Tuesday, June 29, 2010

Make Do...

Last night I had my geometry set out; compass, set square, protractor. I was trying to design a pattern for a sunhat.  Send Max out for a minute in the sunshine without a hat, even if he's slathered in factor 50 and his ears start bubbling. It's not pretty, let alone healthy.  The past few years have seen lots of sunhats grace our home, but they seem to go missing with alarming frequency.  So rather than buy yet another one to lose to the wind, it seemed only right to turn to my bag of fabric scraps and my trusty geometry set.
Various parts of my super soft Seven jeans that ripped at the knees (and elsewhere...) have now been reincarnated in my attempts to patch up my childrens' clothes, and I thought I'd use the last remnants to test out a hat pattern.   And so the Recycled Seven jeans sunhat was born.
While I was pouring over my tracing paper and trying to remember some rusty facts about circumferences and radii (is that the plural of a radius?) it occurred to me that making clothing patterns would have been a much more sensible use of my GCSE Maths class than struggling with vectors, which always alluded me.  What about it Mrs Scott, in your apricot pencil skirt?

THE TASKS:
- A) In the sunhat post, why did the writer decide to make a sunhat instead of buying one?
- B) Reproduce word for word the passage of the sunhat post starting with "Various parts of" and going on through "sunhat was born.".

PROVIDED MATERIAL:
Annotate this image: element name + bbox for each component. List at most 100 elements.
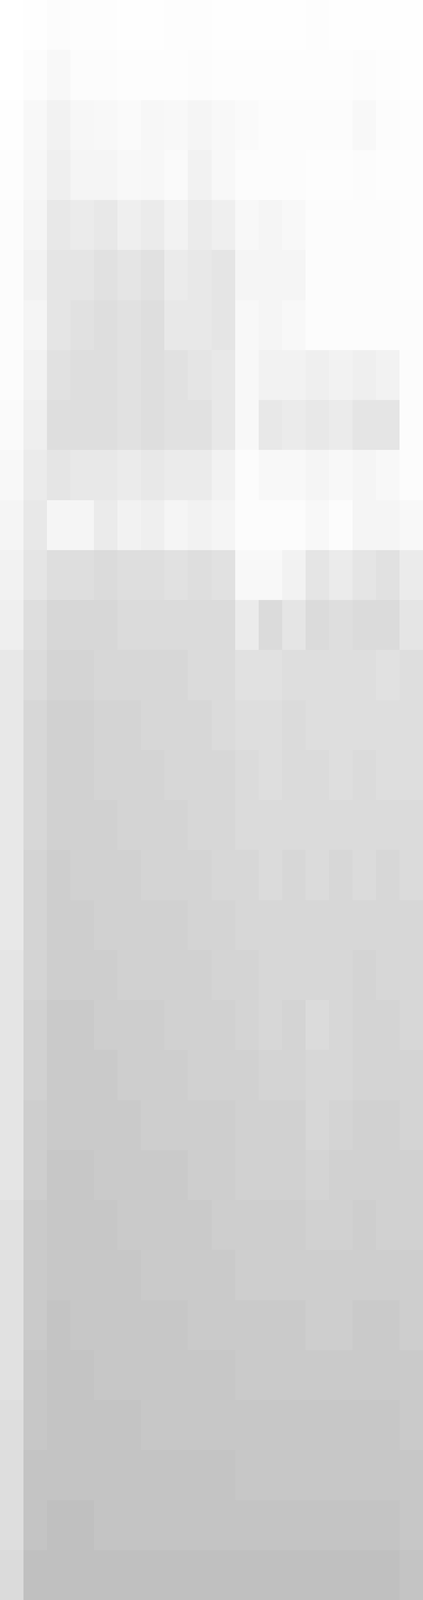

SOLUTION LIST:
- A) The family's sunhats kept going missing with alarming frequency, so the writer chose not to buy another one only to lose it to the wind. The writer turned to a bag of fabric scraps and a geometry set to make one instead.

- B)
Various parts of my super soft Seven jeans that ripped at the knees (and elsewhere...) have now been reincarnated in my attempts to patch up my childrens' clothes, and I thought I'd use the last remnants to test out a hat pattern.   And so the Recycled Seven jeans sunhat was born.